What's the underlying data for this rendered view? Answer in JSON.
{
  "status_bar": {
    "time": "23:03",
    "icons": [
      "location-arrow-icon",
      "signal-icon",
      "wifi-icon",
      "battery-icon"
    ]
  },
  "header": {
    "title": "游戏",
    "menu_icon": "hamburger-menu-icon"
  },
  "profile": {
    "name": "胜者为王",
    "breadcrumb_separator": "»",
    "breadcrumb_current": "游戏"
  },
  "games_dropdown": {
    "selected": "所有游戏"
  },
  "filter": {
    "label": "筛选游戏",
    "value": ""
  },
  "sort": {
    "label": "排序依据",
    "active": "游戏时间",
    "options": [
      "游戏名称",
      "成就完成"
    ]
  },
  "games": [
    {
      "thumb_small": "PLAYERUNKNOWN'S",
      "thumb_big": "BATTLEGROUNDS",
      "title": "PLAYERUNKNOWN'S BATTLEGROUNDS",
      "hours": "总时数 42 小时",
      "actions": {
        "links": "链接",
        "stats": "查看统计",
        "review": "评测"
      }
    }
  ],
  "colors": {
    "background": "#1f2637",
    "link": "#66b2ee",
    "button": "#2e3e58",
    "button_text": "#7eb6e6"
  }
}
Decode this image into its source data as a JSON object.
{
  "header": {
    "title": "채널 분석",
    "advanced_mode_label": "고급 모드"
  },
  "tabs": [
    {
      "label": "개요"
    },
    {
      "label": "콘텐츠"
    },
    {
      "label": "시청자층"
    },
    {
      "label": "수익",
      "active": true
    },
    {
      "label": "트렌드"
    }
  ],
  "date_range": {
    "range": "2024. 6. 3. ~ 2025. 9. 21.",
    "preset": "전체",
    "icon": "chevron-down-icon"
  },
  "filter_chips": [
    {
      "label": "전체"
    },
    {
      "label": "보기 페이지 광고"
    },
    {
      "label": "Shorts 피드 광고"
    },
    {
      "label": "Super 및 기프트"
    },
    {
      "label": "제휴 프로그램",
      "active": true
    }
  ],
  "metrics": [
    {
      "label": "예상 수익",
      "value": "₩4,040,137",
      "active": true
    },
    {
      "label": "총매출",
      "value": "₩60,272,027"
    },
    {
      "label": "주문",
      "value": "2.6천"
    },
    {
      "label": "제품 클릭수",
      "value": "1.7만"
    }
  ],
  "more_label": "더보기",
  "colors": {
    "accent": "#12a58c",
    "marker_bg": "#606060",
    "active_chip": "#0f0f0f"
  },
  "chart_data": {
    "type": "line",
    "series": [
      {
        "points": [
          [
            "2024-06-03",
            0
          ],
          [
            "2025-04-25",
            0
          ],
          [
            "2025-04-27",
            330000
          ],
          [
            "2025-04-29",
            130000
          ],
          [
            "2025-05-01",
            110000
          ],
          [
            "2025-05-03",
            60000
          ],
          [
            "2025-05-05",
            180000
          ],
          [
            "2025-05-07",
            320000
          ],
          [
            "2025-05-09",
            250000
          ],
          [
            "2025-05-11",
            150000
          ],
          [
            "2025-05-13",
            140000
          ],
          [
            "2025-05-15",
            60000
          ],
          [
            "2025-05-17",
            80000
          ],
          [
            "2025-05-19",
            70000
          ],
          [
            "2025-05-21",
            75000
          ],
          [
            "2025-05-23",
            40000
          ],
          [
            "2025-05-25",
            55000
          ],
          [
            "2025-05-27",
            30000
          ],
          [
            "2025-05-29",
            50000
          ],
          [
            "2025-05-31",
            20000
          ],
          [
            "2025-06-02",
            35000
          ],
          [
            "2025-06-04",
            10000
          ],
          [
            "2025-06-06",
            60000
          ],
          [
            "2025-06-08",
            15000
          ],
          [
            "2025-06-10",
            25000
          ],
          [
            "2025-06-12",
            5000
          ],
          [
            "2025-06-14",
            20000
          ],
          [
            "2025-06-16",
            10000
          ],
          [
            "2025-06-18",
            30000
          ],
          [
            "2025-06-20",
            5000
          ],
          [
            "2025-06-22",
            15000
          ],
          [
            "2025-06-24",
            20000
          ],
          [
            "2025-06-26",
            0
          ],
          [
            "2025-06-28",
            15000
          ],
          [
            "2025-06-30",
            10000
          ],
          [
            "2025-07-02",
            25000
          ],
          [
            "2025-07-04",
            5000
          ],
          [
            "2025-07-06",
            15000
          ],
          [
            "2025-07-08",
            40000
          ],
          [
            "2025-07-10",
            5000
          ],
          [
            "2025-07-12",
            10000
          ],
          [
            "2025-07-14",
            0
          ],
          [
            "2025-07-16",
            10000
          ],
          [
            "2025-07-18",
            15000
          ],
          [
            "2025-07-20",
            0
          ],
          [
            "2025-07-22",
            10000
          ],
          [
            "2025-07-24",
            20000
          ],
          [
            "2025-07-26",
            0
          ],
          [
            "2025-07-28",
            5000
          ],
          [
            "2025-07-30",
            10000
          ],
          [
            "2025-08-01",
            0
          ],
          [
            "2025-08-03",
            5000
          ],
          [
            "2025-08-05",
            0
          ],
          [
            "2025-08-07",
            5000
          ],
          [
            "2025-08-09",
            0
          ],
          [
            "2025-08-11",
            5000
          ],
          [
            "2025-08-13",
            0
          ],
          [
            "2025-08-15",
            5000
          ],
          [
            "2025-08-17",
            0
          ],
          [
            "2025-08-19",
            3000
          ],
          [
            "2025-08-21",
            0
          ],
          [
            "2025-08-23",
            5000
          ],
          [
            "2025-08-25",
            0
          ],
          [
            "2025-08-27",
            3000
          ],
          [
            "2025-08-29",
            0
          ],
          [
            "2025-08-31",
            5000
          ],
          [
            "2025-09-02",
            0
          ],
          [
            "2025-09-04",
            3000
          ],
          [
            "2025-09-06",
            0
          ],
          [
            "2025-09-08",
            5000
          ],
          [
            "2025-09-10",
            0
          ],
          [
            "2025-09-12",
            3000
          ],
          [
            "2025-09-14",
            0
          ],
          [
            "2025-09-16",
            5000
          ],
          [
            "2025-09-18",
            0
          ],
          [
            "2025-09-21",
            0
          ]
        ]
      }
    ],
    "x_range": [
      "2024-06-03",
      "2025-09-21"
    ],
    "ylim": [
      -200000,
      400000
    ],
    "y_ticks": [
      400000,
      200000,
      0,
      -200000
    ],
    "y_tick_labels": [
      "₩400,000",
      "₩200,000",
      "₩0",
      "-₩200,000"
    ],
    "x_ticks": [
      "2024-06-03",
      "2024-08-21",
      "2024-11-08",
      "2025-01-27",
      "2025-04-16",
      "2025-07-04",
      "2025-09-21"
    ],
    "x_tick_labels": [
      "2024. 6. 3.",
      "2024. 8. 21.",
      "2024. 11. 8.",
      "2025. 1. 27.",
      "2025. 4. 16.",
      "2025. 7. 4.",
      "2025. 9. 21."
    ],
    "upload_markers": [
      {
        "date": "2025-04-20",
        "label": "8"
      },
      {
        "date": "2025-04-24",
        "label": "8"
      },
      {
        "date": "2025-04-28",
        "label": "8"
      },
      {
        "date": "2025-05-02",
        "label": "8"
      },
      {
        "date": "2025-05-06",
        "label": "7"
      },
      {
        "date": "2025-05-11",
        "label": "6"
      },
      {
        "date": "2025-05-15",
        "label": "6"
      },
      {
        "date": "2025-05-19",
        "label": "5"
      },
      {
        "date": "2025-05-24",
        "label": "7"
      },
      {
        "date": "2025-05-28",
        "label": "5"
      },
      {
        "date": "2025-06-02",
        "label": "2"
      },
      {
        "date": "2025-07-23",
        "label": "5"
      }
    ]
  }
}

--*--

Task requirements >> Extract every line above containing the word "this".

Complete answer >>
What's the underlying data for this rendered view? Answer in JSON.
Decode this image into its source data as a JSON object.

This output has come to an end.